Problem to solve:
For each line of the data below that holds "nazionale", copy the line.

Material for this exercise:
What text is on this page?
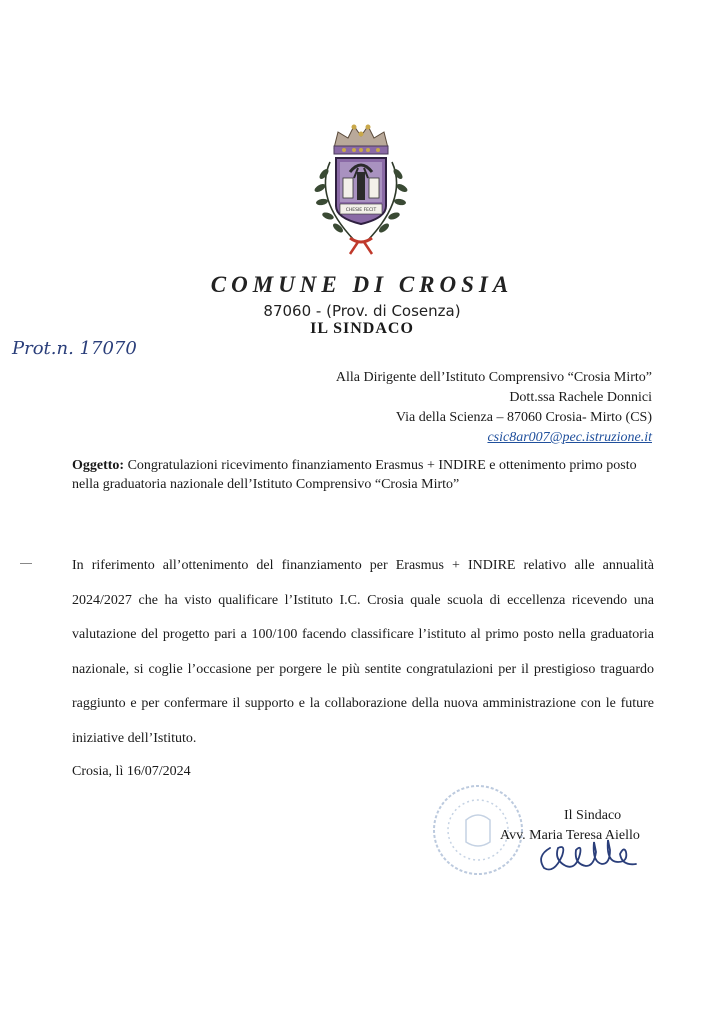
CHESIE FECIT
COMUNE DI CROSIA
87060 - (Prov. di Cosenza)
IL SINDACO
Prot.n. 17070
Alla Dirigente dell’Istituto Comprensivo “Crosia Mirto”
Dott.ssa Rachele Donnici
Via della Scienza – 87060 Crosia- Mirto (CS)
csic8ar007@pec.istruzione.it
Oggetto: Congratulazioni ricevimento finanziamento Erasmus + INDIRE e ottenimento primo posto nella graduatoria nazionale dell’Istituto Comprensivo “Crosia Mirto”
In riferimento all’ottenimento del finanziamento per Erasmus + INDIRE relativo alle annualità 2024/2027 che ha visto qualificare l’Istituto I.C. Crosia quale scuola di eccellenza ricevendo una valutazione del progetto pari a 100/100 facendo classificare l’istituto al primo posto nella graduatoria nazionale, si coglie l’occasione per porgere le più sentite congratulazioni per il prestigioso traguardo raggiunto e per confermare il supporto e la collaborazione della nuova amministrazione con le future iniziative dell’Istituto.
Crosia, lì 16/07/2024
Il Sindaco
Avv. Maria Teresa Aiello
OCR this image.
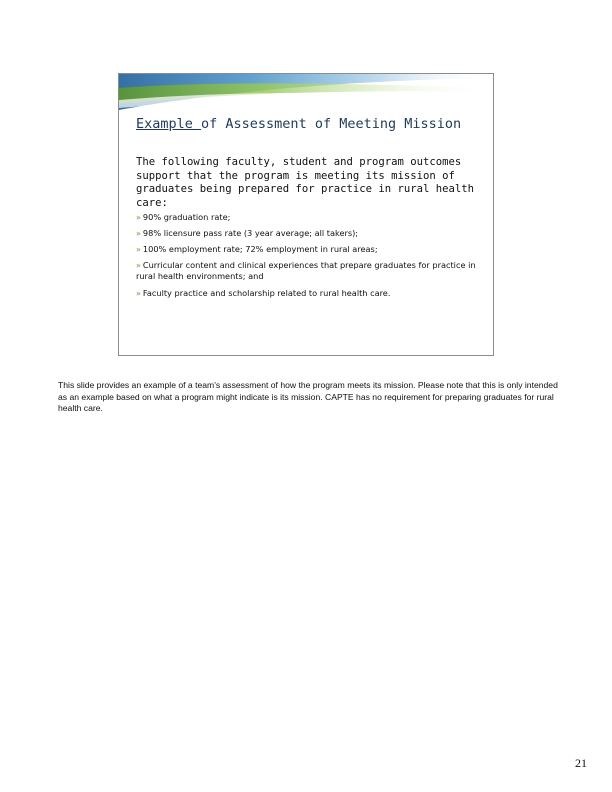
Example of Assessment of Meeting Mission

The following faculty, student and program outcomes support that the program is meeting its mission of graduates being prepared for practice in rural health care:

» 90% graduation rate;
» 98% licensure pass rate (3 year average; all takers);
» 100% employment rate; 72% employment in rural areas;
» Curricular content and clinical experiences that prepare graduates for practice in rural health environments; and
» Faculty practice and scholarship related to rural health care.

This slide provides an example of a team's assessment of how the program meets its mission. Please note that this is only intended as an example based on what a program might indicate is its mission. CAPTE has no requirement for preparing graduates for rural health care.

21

* * *

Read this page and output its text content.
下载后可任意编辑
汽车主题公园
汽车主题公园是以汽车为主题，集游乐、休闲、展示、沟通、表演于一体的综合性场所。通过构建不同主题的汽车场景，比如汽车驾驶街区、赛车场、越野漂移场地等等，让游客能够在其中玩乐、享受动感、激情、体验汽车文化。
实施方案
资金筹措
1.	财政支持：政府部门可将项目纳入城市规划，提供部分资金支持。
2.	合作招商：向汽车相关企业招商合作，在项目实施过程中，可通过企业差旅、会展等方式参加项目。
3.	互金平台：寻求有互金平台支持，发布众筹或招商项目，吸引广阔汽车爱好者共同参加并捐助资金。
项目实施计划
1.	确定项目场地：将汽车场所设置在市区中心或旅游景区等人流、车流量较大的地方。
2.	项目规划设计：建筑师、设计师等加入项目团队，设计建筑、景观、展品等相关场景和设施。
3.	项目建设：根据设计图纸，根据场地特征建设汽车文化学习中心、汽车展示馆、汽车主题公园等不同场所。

* * *

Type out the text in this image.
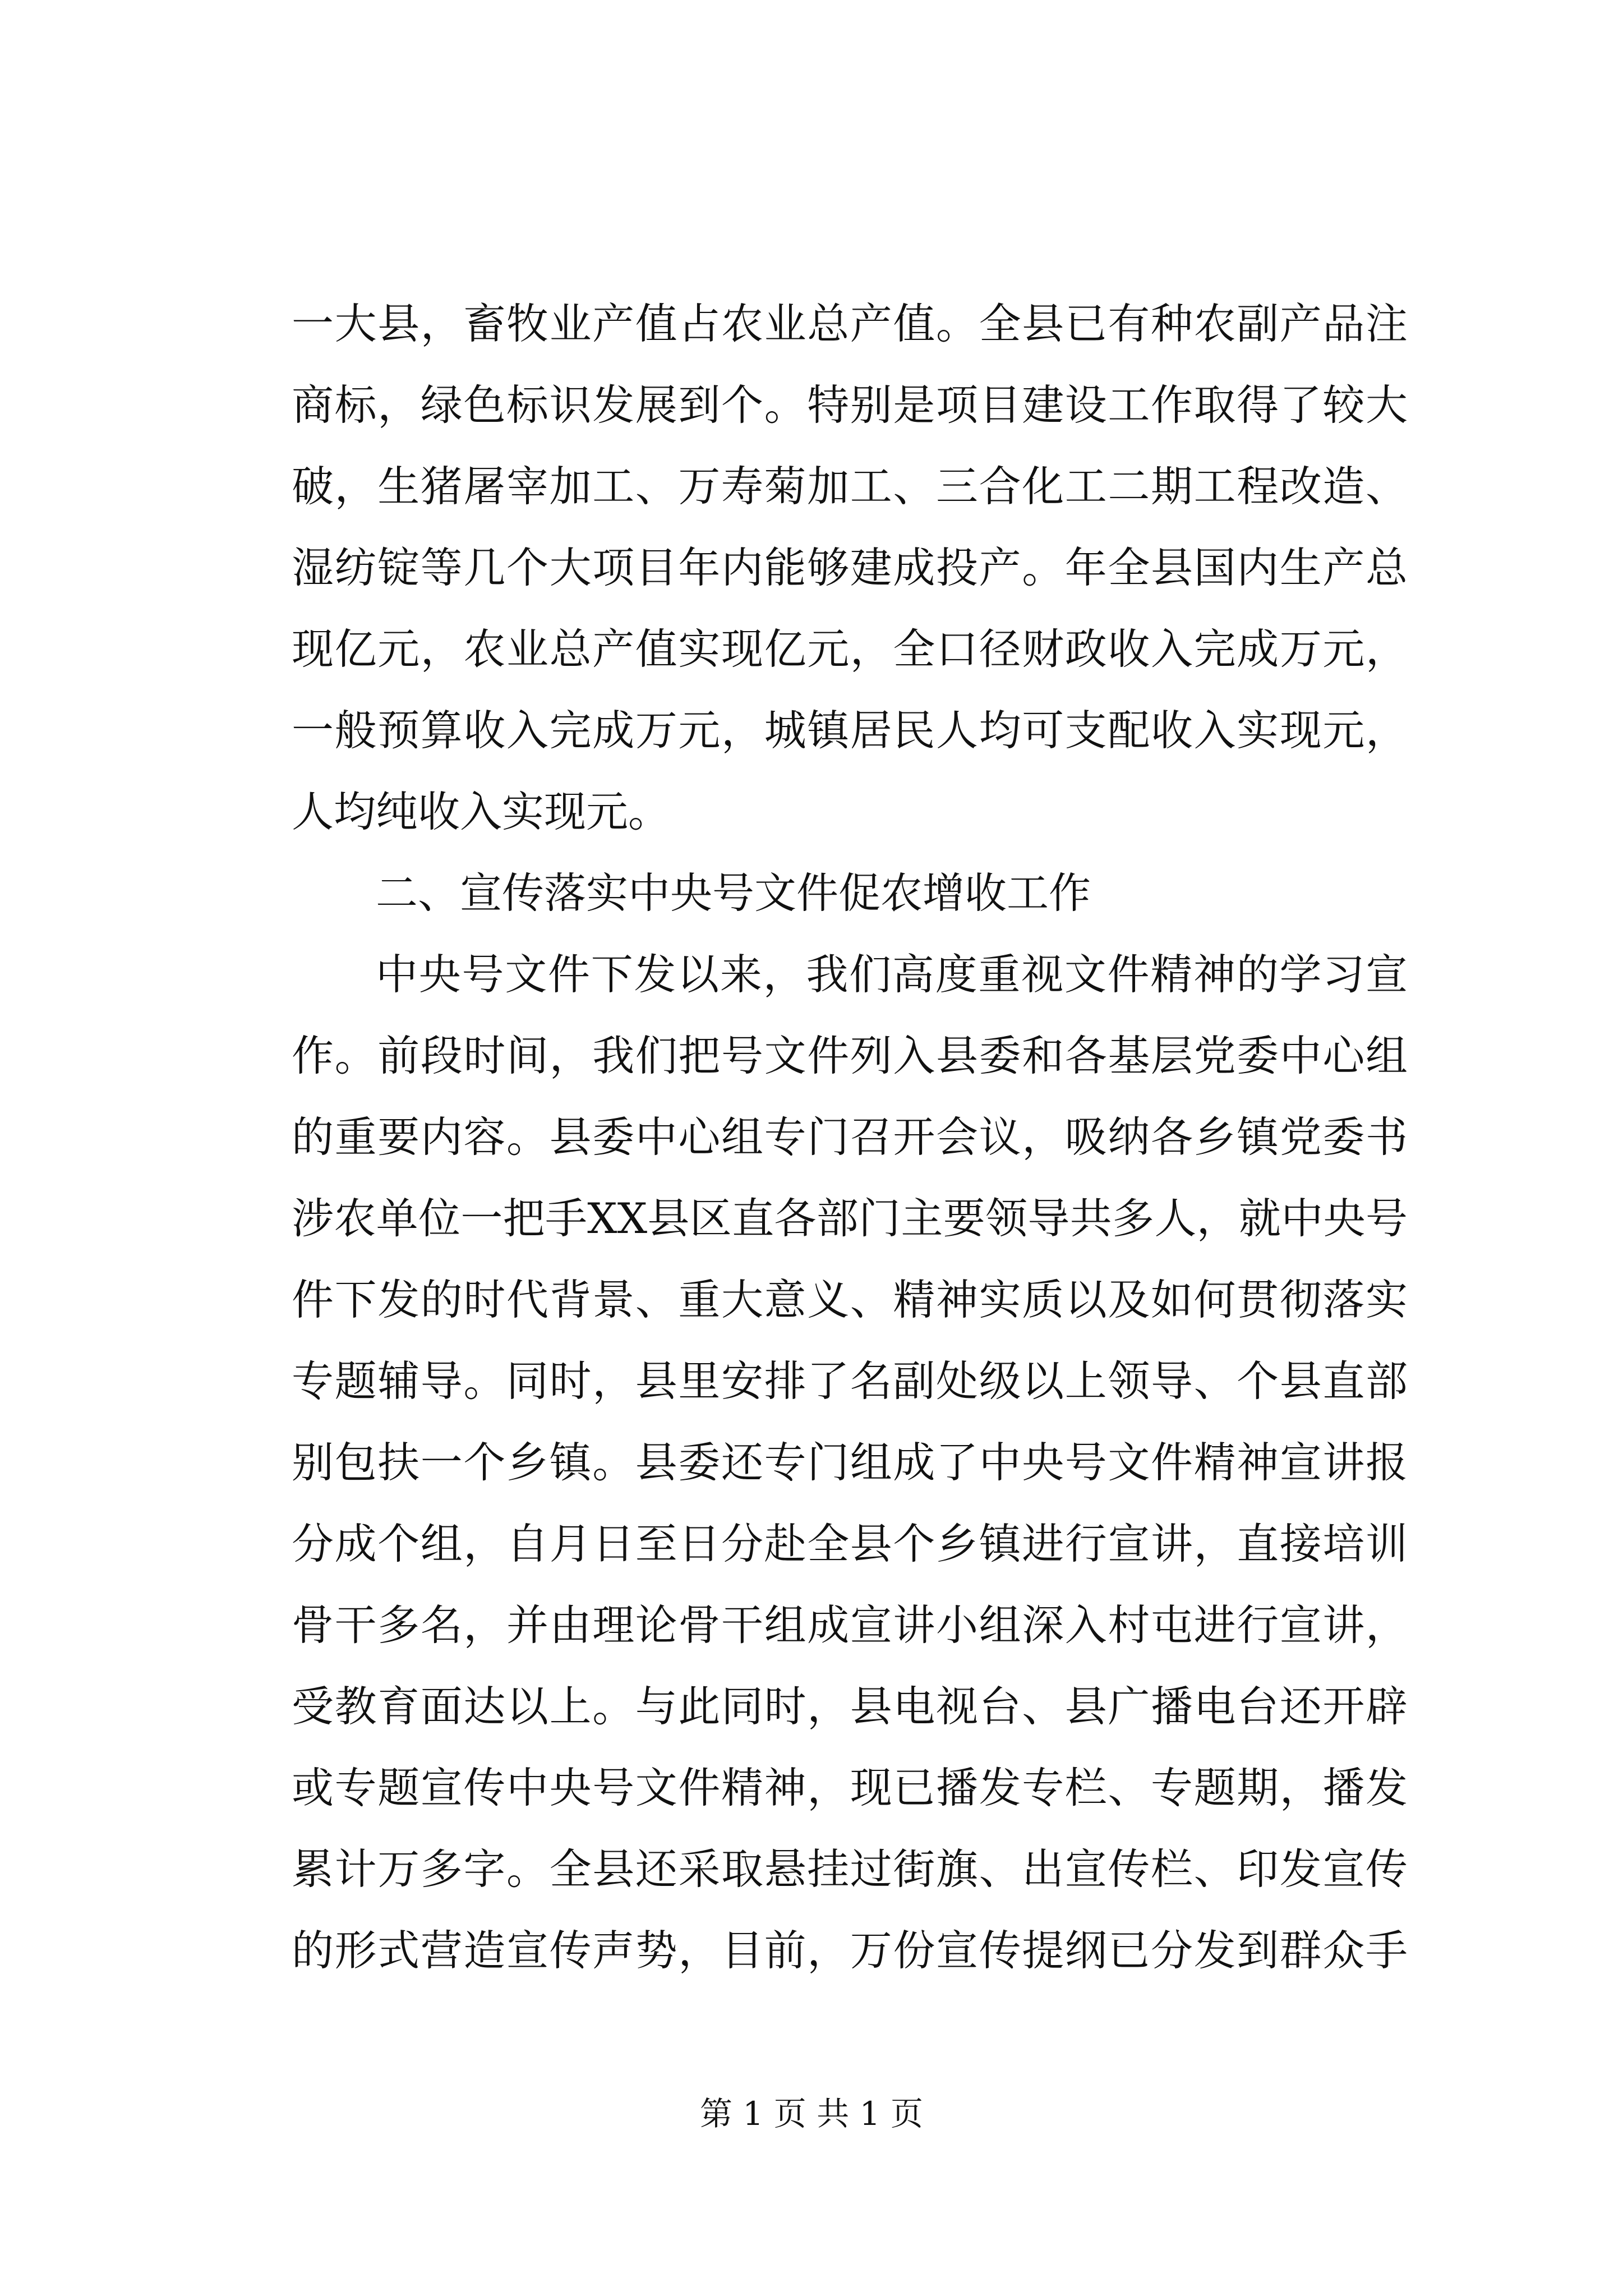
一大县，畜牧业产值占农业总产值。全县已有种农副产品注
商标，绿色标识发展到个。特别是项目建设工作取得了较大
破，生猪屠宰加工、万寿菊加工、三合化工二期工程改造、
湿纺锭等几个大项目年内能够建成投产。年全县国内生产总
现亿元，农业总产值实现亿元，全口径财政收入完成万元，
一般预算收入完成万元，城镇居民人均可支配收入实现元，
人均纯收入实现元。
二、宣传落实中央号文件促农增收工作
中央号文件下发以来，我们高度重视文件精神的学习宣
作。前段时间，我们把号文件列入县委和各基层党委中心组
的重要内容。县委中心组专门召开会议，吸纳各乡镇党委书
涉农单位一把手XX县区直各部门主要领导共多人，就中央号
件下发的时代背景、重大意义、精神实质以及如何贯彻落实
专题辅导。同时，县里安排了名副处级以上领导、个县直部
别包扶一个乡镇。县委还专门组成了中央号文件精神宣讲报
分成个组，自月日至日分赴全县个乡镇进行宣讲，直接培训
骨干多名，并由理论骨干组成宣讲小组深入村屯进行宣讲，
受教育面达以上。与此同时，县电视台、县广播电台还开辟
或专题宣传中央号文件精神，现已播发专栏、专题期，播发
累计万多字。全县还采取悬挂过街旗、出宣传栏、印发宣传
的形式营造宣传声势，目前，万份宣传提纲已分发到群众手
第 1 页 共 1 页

The solution:
Oggetto: Congratulazioni ricevimento finanziamento Erasmus + INDIRE e ottenimento primo posto nella graduatoria nazionale dell’Istituto Comprensivo “Crosia Mirto”
In riferimento all’ottenimento del finanziamento per Erasmus + INDIRE relativo alle annualità 2024/2027 che ha visto qualificare l’Istituto I.C. Crosia quale scuola di eccellenza ricevendo una valutazione del progetto pari a 100/100 facendo classificare l’istituto al primo posto nella graduatoria nazionale, si coglie l’occasione per porgere le più sentite congratulazioni per il prestigioso traguardo raggiunto e per confermare il supporto e la collaborazione della nuova amministrazione con le future iniziative dell’Istituto.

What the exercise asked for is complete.